:: Extracted information ::
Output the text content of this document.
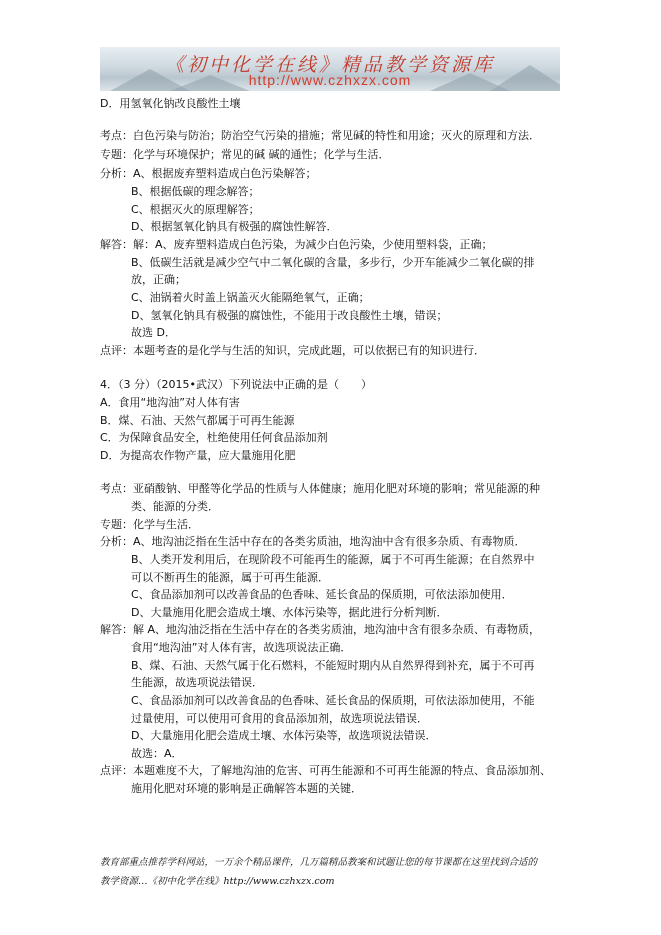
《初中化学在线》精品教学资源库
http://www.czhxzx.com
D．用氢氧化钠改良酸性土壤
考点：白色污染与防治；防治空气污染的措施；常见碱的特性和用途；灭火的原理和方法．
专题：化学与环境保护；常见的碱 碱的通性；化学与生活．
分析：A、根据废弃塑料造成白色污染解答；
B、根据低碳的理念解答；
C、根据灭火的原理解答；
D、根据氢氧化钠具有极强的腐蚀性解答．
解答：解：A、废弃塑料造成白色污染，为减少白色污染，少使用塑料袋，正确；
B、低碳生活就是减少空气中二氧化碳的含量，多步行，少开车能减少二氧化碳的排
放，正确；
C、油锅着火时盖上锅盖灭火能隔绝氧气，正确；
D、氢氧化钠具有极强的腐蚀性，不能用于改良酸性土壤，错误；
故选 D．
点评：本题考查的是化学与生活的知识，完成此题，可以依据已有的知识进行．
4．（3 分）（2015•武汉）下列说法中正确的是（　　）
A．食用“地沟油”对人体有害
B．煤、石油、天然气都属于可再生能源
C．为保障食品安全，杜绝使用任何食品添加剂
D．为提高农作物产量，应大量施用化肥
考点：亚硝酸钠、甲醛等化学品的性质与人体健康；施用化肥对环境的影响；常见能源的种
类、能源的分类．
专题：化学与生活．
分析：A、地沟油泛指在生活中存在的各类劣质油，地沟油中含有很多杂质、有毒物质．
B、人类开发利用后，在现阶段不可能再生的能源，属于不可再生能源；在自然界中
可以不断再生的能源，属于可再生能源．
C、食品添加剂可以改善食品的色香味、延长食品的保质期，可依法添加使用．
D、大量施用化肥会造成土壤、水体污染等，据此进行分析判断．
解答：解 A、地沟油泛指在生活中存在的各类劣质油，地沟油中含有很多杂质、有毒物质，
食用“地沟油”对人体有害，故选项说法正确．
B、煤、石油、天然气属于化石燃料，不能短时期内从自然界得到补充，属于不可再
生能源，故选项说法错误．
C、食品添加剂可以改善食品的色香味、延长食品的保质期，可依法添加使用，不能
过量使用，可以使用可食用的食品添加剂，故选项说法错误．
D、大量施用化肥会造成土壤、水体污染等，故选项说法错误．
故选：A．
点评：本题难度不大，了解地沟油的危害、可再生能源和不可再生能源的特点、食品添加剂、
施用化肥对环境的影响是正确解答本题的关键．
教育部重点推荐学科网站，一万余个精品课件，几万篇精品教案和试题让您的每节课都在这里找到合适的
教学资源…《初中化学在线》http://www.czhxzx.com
:::
Exercise details: Go through the data above and find the lines with the word "czhxzx". Copy each of those lines.

Response below:
http://www.czhxzx.com
教学资源…《初中化学在线》http://www.czhxzx.com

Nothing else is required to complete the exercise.